• _Given task_
All lines in the data bearing the string "subsidy" should be identified and copied.
— START Input records —
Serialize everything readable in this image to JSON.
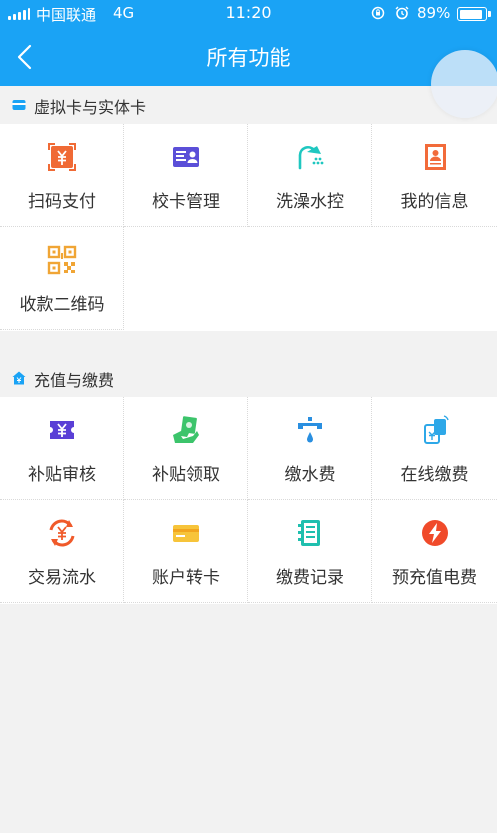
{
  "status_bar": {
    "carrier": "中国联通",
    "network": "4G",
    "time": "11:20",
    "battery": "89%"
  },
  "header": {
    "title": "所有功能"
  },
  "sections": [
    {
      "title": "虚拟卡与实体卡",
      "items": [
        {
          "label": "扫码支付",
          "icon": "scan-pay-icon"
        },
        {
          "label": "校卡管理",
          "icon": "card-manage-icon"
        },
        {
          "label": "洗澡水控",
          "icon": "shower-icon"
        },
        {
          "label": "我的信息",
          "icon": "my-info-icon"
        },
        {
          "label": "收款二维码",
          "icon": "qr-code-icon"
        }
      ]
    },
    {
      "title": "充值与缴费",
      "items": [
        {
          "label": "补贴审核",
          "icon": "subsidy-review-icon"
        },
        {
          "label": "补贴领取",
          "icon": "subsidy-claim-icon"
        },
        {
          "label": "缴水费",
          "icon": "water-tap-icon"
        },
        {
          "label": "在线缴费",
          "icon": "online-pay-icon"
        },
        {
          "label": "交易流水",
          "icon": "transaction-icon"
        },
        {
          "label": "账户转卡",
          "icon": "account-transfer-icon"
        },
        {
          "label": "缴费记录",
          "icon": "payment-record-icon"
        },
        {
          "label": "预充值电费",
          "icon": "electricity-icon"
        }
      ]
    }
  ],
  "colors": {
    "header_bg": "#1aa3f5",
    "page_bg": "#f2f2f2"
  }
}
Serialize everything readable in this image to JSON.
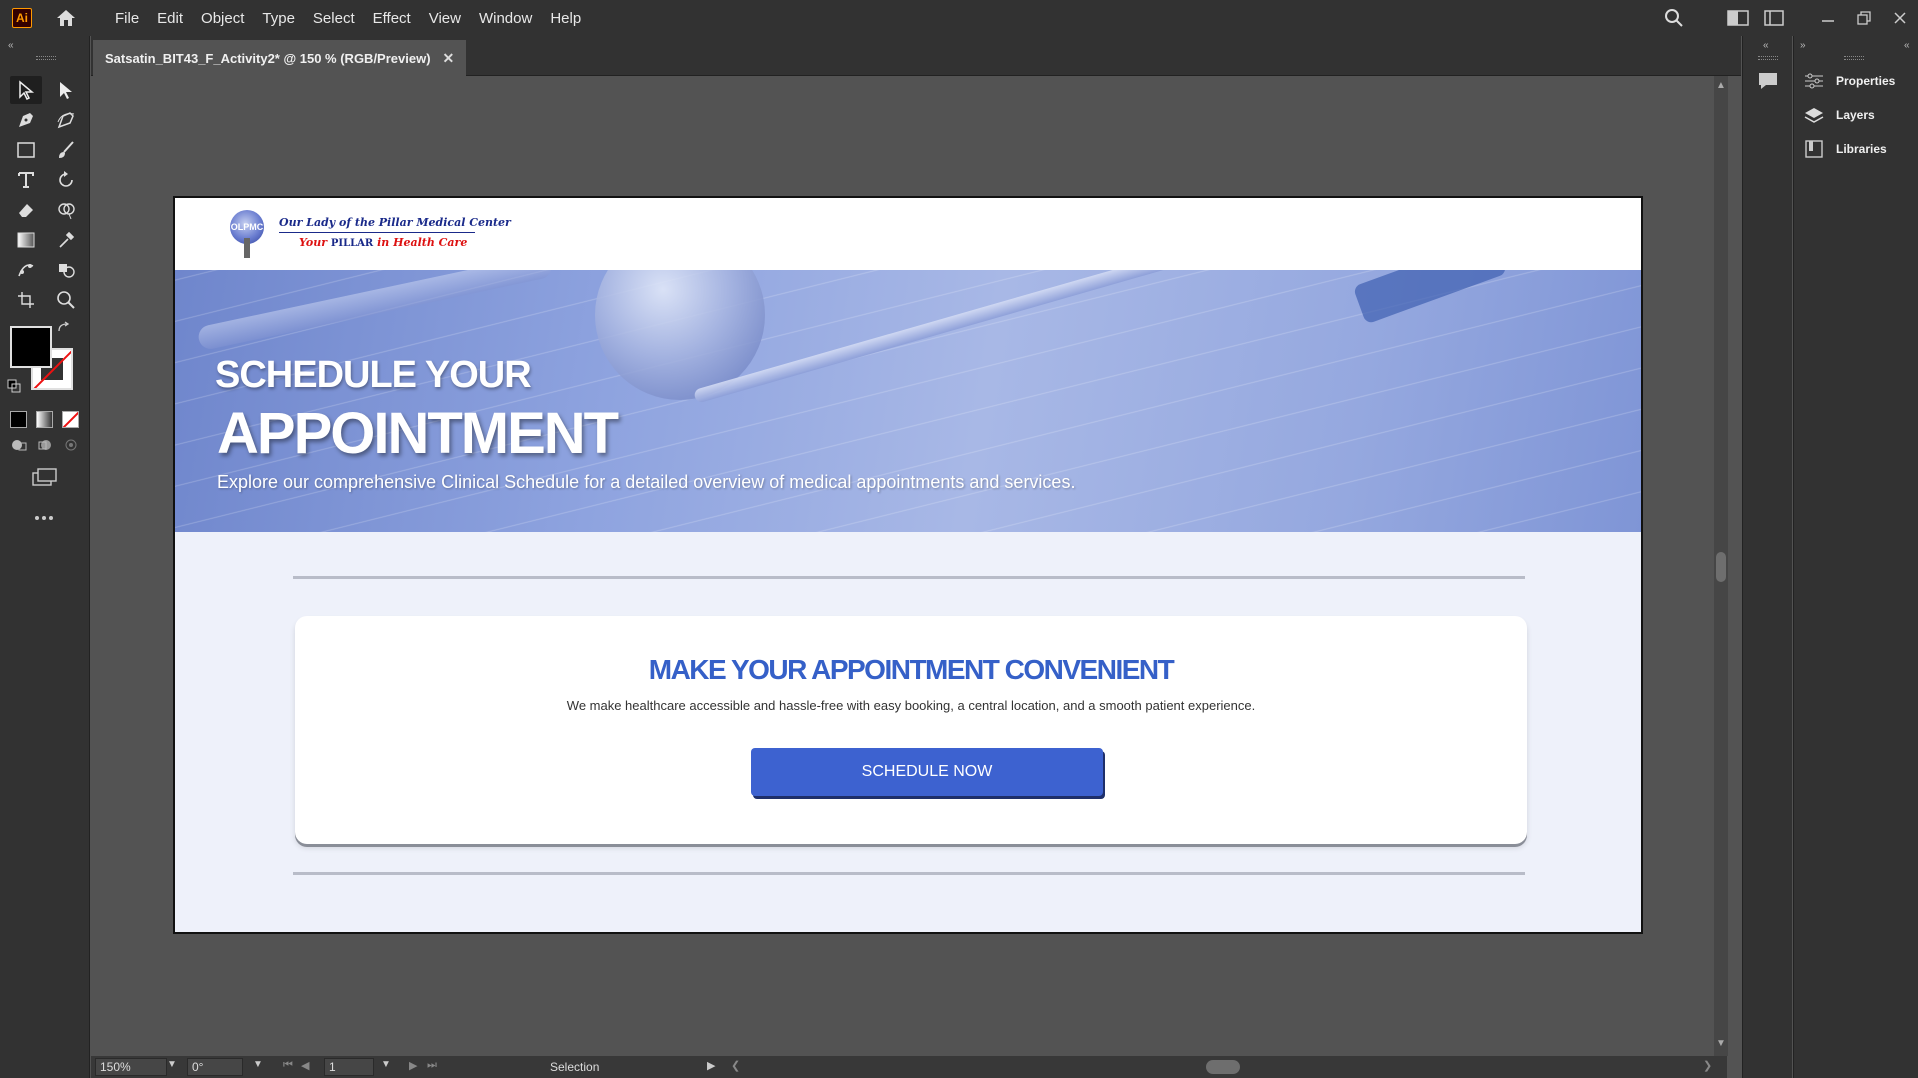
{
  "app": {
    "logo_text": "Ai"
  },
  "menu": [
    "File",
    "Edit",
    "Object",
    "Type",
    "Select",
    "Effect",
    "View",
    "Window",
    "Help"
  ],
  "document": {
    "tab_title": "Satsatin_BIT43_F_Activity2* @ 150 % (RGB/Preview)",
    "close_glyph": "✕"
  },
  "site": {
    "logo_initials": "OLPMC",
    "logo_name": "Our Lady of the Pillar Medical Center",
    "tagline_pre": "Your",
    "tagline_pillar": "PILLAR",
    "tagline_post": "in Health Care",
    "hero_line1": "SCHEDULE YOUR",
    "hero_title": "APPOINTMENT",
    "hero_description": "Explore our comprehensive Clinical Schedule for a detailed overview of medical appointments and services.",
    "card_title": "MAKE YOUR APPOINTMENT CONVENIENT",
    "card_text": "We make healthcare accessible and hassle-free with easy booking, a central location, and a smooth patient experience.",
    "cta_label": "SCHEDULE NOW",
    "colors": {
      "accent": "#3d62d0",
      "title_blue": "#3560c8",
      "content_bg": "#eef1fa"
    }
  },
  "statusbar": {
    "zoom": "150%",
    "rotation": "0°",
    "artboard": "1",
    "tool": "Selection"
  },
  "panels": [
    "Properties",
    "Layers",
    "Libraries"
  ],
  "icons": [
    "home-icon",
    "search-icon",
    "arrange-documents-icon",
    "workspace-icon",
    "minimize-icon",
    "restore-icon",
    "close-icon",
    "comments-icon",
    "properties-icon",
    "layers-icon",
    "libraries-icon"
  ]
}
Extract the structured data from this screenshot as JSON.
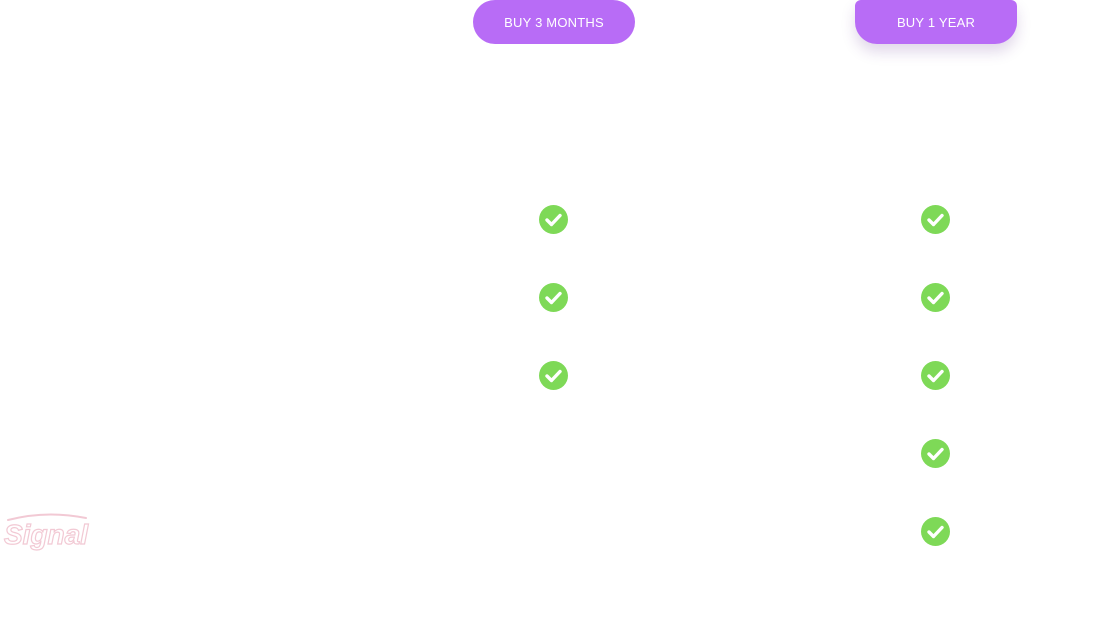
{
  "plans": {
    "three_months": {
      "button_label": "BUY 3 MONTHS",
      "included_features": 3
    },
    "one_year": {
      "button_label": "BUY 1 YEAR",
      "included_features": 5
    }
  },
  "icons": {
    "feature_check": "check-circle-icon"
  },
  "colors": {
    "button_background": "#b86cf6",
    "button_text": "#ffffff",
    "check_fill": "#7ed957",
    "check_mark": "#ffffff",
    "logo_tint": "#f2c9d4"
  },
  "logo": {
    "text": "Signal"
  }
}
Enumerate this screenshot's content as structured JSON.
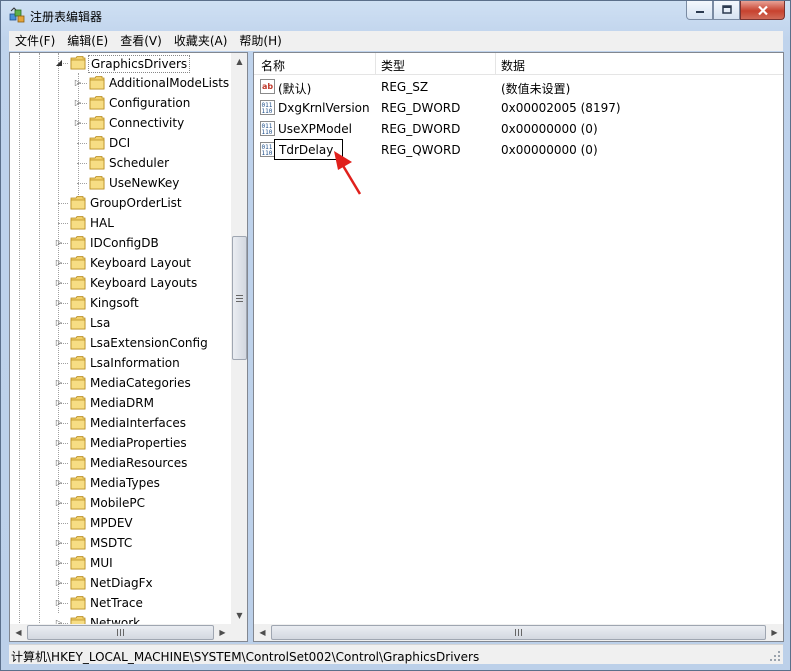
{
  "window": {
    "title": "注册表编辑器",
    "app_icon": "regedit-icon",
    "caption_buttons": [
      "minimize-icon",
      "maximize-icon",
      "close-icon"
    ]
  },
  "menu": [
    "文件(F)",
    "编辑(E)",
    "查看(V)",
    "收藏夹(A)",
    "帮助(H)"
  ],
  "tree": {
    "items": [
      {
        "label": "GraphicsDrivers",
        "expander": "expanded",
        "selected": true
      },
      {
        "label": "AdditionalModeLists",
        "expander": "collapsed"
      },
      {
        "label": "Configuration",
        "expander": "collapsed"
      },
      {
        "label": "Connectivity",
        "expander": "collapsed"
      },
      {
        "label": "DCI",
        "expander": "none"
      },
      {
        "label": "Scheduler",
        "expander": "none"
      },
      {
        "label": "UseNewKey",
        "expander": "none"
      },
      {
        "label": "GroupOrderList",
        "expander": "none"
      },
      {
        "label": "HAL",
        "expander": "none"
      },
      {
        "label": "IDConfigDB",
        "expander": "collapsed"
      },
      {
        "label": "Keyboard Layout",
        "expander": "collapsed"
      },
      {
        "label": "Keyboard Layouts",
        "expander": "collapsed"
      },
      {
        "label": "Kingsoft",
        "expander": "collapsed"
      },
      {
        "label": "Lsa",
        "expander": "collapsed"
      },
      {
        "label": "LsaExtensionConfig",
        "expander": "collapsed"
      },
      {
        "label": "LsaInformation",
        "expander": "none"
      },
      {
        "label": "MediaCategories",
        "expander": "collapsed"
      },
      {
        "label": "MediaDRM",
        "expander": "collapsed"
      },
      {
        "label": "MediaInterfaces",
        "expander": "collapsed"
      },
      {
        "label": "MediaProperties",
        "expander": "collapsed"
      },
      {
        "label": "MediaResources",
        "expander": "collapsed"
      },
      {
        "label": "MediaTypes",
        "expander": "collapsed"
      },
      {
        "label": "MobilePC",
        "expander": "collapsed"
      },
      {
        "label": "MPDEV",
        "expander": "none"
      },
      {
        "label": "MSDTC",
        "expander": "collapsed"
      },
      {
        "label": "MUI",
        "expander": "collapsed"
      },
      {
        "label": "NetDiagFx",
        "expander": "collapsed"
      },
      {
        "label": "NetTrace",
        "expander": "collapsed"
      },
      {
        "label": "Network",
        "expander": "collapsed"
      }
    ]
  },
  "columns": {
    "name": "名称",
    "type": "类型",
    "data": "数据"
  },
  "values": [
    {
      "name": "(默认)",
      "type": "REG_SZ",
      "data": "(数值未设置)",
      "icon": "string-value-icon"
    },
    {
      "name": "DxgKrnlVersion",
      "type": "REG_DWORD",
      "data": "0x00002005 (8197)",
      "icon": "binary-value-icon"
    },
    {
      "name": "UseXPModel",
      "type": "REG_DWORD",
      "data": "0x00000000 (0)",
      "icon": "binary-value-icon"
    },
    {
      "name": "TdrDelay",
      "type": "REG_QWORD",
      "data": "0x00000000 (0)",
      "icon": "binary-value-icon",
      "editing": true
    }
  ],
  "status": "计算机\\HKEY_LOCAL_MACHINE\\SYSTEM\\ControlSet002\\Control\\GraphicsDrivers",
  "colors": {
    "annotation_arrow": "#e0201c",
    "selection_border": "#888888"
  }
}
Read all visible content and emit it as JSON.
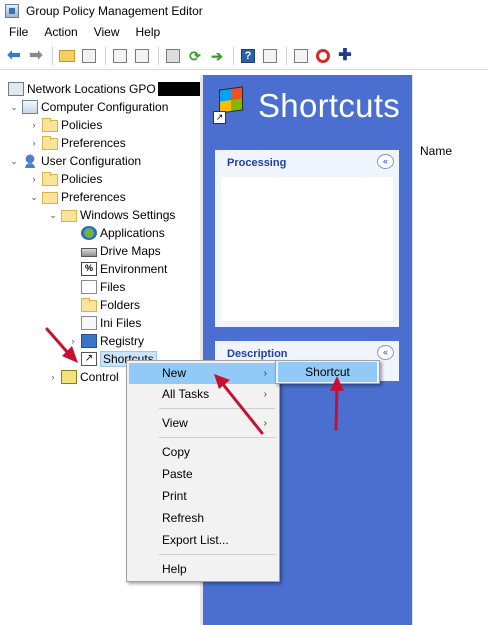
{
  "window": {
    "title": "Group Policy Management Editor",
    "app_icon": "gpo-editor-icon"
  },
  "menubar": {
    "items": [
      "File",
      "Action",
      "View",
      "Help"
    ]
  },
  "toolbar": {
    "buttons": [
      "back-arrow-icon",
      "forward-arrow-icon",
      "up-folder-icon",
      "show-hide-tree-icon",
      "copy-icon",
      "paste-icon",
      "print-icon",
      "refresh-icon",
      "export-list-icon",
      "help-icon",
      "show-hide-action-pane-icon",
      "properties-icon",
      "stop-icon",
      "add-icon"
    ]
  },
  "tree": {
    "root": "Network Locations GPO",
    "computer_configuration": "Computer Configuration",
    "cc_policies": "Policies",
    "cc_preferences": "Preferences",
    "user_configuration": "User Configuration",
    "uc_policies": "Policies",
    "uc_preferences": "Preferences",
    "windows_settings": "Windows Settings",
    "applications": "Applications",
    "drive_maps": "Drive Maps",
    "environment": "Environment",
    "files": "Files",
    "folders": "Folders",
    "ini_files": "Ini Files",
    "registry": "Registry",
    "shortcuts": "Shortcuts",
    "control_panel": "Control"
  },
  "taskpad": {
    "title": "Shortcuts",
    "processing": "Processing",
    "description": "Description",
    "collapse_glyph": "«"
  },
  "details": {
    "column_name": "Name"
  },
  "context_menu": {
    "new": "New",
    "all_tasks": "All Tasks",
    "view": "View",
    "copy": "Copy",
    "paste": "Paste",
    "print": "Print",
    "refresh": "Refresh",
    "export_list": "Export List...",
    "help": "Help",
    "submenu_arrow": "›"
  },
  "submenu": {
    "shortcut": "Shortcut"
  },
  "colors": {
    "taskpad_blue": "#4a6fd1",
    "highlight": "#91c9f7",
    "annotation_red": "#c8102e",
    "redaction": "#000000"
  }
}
— END Input records —
• _Reply_
          "icon": "subsidy-review-icon"
          "icon": "subsidy-claim-icon"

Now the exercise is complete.